=== Exercise data ===

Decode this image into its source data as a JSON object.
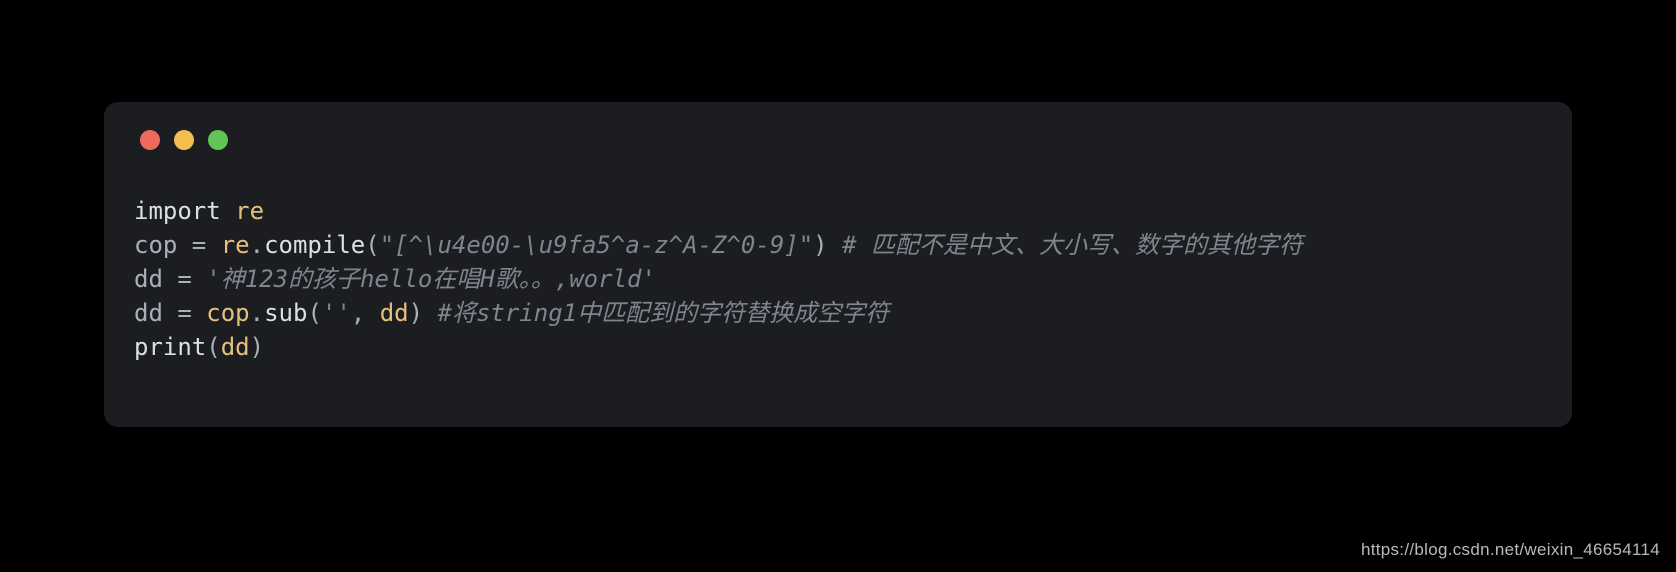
{
  "code": {
    "line1": {
      "kw": "import",
      "mod": "re"
    },
    "line2": {
      "lhs": "cop",
      "eq": " = ",
      "obj": "re",
      "dot": ".",
      "fn": "compile",
      "open": "(",
      "arg": "\"[^\\u4e00-\\u9fa5^a-z^A-Z^0-9]\"",
      "close": ")",
      "sp": " ",
      "comment": "# 匹配不是中文、大小写、数字的其他字符"
    },
    "line3": {
      "lhs": "dd",
      "eq": " = ",
      "str": "'神123的孩子hello在唱H歌。。,world'"
    },
    "line4": {
      "lhs": "dd",
      "eq": " = ",
      "obj": "cop",
      "dot": ".",
      "fn": "sub",
      "open": "(",
      "a1": "''",
      "comma": ", ",
      "a2": "dd",
      "close": ")",
      "sp": " ",
      "comment": "#将string1中匹配到的字符替换成空字符"
    },
    "line5": {
      "fn": "print",
      "open": "(",
      "arg": "dd",
      "close": ")"
    }
  },
  "watermark": "https://blog.csdn.net/weixin_46654114"
}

===

→ Task:
Reproduce every line precisely as given, omitting all pictures.

→ Complete output:
Decode this image into its source data as a JSON object.
{
  "code": {
    "line1": {
      "kw": "import",
      "mod": "re"
    },
    "line2": {
      "lhs": "cop",
      "eq": " = ",
      "obj": "re",
      "dot": ".",
      "fn": "compile",
      "open": "(",
      "arg": "\"[^\\u4e00-\\u9fa5^a-z^A-Z^0-9]\"",
      "close": ")",
      "sp": " ",
      "comment": "# 匹配不是中文、大小写、数字的其他字符"
    },
    "line3": {
      "lhs": "dd",
      "eq": " = ",
      "str": "'神123的孩子hello在唱H歌。。,world'"
    },
    "line4": {
      "lhs": "dd",
      "eq": " = ",
      "obj": "cop",
      "dot": ".",
      "fn": "sub",
      "open": "(",
      "a1": "''",
      "comma": ", ",
      "a2": "dd",
      "close": ")",
      "sp": " ",
      "comment": "#将string1中匹配到的字符替换成空字符"
    },
    "line5": {
      "fn": "print",
      "open": "(",
      "arg": "dd",
      "close": ")"
    }
  },
  "watermark": "https://blog.csdn.net/weixin_46654114"
}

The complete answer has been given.